Records from a data source:
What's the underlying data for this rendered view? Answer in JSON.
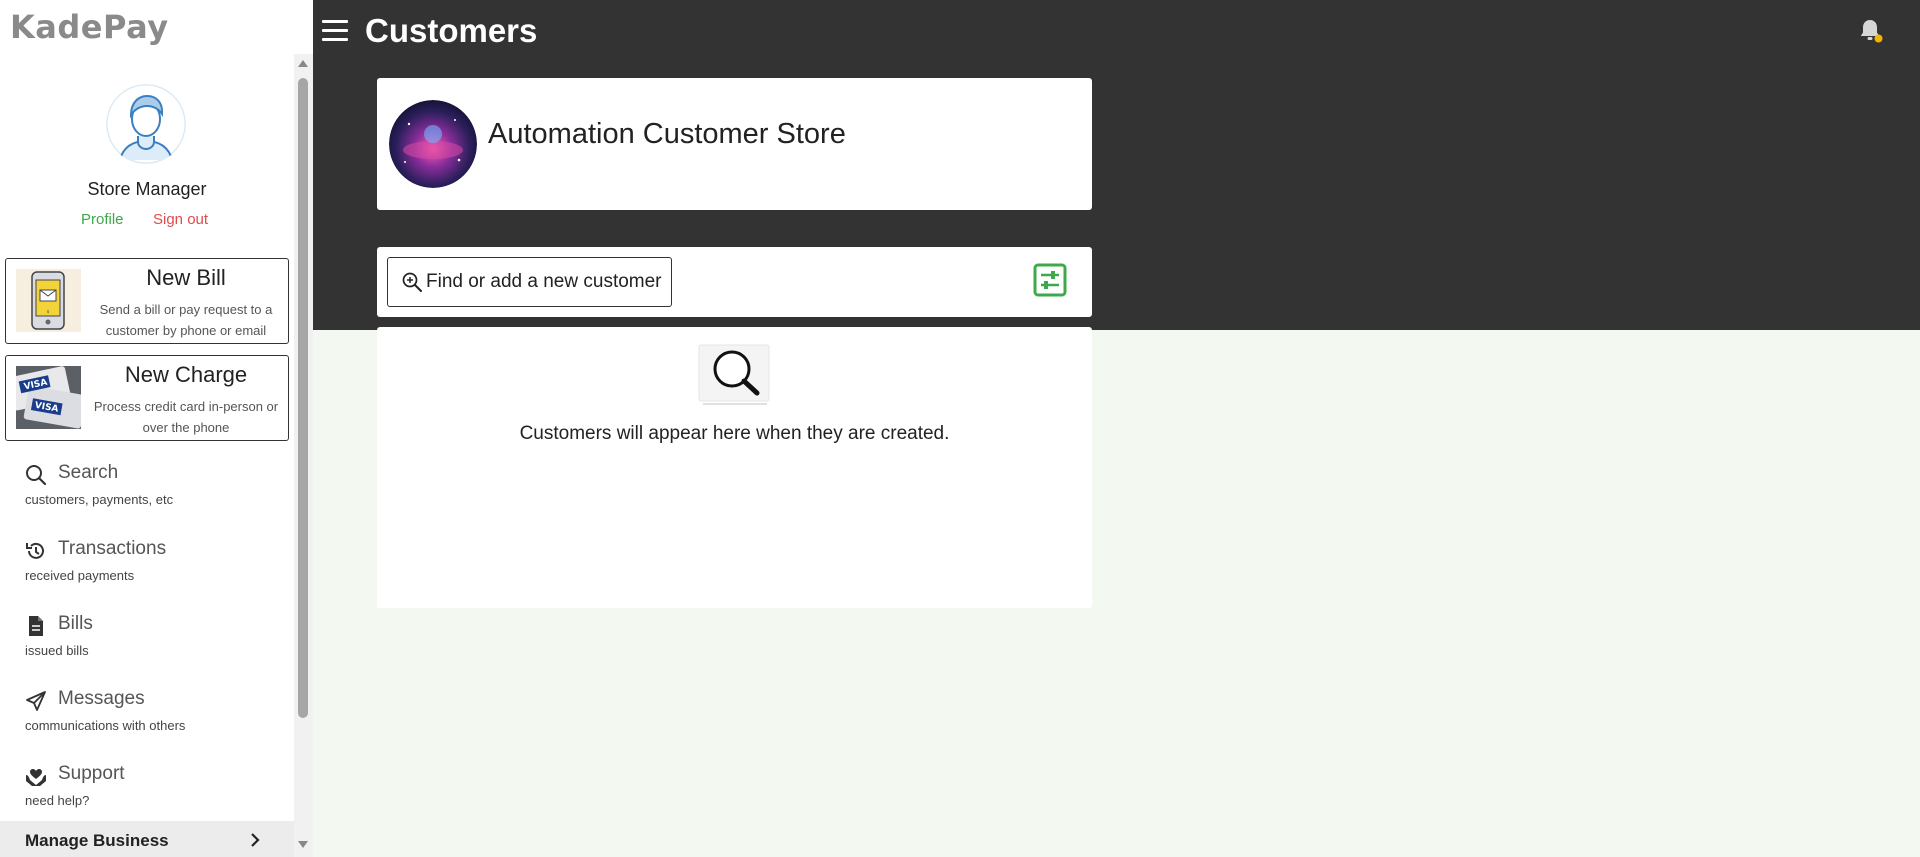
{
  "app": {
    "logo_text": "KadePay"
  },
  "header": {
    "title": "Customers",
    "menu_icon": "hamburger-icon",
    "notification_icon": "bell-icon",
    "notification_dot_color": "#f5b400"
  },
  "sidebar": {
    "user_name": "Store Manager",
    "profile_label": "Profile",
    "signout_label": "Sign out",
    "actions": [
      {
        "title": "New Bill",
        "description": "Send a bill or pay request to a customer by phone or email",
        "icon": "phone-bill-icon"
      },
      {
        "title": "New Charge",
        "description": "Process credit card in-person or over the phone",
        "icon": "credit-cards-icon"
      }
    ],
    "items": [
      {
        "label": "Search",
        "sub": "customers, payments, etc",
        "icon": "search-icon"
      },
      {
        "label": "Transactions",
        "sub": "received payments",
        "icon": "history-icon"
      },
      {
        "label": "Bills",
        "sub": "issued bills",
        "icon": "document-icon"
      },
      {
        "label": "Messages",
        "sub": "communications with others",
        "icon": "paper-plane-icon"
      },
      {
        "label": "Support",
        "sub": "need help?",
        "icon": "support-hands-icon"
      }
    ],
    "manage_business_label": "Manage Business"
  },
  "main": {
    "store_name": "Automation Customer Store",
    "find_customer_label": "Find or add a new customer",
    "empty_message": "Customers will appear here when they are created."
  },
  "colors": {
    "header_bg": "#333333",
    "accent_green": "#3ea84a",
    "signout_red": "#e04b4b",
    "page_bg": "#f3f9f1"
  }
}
---
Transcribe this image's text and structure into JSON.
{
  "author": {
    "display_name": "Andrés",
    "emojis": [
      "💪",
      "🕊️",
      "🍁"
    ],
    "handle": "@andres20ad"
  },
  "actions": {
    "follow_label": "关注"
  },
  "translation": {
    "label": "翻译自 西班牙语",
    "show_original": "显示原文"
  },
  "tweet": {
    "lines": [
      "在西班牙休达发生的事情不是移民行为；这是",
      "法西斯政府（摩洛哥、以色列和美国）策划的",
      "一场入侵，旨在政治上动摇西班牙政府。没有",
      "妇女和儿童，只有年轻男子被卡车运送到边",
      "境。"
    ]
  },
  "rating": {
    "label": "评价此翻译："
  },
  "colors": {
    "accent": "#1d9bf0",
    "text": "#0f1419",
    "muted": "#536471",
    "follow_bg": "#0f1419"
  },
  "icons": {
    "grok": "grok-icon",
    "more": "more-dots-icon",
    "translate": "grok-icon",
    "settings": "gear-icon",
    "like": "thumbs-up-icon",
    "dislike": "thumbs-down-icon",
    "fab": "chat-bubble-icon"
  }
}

» **REQUIREMENTS**
Search the records for the string "Store" and return every line in which it occurs.

» **THE RESPONSE**
    "user_name": "Store Manager",
    "store_name": "Automation Customer Store",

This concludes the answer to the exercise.